▼

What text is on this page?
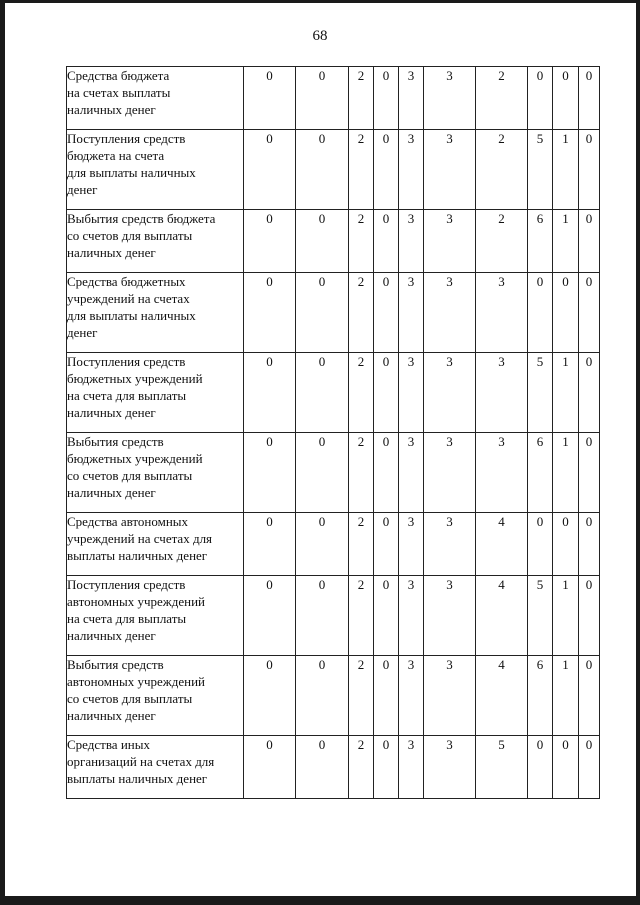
68
Средства бюджета
на счетах выплаты
наличных денег	0	0	2	0	3	3	2	0	0	0
Поступления средств
бюджета на счета
для выплаты наличных
денег	0	0	2	0	3	3	2	5	1	0
Выбытия средств бюджета
со счетов для выплаты
наличных денег	0	0	2	0	3	3	2	6	1	0
Средства бюджетных
учреждений на счетах
для выплаты наличных
денег	0	0	2	0	3	3	3	0	0	0
Поступления средств
бюджетных учреждений
на счета для выплаты
наличных денег	0	0	2	0	3	3	3	5	1	0
Выбытия средств
бюджетных учреждений
со счетов для выплаты
наличных денег	0	0	2	0	3	3	3	6	1	0
Средства автономных
учреждений на счетах для
выплаты наличных денег	0	0	2	0	3	3	4	0	0	0
Поступления средств
автономных учреждений
на счета для выплаты
наличных денег	0	0	2	0	3	3	4	5	1	0
Выбытия средств
автономных учреждений
со счетов для выплаты
наличных денег	0	0	2	0	3	3	4	6	1	0
Средства иных
организаций на счетах для
выплаты наличных денег	0	0	2	0	3	3	5	0	0	0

▲

• **Task statement**
Reproduce every line exactly and omit all pictures.

• **Complete output**
What text is on this page?
68
Средства бюджета
на счетах выплаты
наличных денег	0	0	2	0	3	3	2	0	0	0
Поступления средств
бюджета на счета
для выплаты наличных
денег	0	0	2	0	3	3	2	5	1	0
Выбытия средств бюджета
со счетов для выплаты
наличных денег	0	0	2	0	3	3	2	6	1	0
Средства бюджетных
учреждений на счетах
для выплаты наличных
денег	0	0	2	0	3	3	3	0	0	0
Поступления средств
бюджетных учреждений
на счета для выплаты
наличных денег	0	0	2	0	3	3	3	5	1	0
Выбытия средств
бюджетных учреждений
со счетов для выплаты
наличных денег	0	0	2	0	3	3	3	6	1	0
Средства автономных
учреждений на счетах для
выплаты наличных денег	0	0	2	0	3	3	4	0	0	0
Поступления средств
автономных учреждений
на счета для выплаты
наличных денег	0	0	2	0	3	3	4	5	1	0
Выбытия средств
автономных учреждений
со счетов для выплаты
наличных денег	0	0	2	0	3	3	4	6	1	0
Средства иных
организаций на счетах для
выплаты наличных денег	0	0	2	0	3	3	5	0	0	0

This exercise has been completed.